SHORT EXERCISE >>
Each line in the entries below that holds the string "name" is to be listed.

DATA TO PROCESS >>

^^^^^^^^

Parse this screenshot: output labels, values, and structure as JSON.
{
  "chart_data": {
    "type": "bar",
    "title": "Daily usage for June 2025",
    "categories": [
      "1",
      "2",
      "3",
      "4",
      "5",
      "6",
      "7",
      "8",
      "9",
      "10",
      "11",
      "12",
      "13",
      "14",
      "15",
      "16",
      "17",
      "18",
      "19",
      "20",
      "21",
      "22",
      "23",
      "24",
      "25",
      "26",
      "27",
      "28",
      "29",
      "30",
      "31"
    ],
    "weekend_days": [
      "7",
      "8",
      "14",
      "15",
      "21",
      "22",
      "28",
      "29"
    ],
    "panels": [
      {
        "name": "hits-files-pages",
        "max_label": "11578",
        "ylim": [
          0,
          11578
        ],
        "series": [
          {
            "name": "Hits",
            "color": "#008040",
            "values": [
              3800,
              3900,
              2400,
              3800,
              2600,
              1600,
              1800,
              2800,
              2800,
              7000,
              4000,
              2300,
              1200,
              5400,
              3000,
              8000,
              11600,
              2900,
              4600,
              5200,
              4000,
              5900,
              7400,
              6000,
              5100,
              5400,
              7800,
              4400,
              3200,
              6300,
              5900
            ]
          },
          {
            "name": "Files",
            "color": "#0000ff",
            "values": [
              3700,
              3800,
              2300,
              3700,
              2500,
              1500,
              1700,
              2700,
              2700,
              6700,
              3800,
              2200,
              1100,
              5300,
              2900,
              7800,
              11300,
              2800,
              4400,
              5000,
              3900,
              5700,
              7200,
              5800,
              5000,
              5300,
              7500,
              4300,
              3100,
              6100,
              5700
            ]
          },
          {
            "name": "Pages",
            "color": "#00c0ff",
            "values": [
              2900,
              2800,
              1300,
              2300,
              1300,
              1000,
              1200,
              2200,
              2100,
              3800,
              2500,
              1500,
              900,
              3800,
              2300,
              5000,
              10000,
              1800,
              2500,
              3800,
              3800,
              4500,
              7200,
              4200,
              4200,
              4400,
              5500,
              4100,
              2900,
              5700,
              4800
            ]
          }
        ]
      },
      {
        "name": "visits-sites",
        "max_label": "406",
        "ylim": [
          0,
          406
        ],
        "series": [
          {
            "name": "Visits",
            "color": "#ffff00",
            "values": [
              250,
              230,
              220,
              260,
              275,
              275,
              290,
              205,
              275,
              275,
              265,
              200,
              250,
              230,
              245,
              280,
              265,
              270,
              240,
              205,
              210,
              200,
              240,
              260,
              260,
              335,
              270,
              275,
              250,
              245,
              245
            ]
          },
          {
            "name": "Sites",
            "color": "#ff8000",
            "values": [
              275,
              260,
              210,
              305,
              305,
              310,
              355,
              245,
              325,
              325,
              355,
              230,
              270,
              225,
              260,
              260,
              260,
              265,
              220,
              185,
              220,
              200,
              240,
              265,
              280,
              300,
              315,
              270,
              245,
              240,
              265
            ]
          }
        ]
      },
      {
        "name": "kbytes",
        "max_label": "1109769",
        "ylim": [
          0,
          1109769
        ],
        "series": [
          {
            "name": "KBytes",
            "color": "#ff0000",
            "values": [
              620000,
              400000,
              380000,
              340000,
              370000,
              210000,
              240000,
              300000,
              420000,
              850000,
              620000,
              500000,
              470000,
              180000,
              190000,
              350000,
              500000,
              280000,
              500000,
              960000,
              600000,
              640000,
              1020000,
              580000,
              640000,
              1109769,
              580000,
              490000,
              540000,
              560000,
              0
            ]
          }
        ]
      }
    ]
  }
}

^^^^^^^^

EXPECTED OUTPUT >>
        "name": "hits-files-pages",
            "name": "Hits",
            "name": "Files",
            "name": "Pages",
        "name": "visits-sites",
            "name": "Visits",
            "name": "Sites",
        "name": "kbytes",
            "name": "KBytes",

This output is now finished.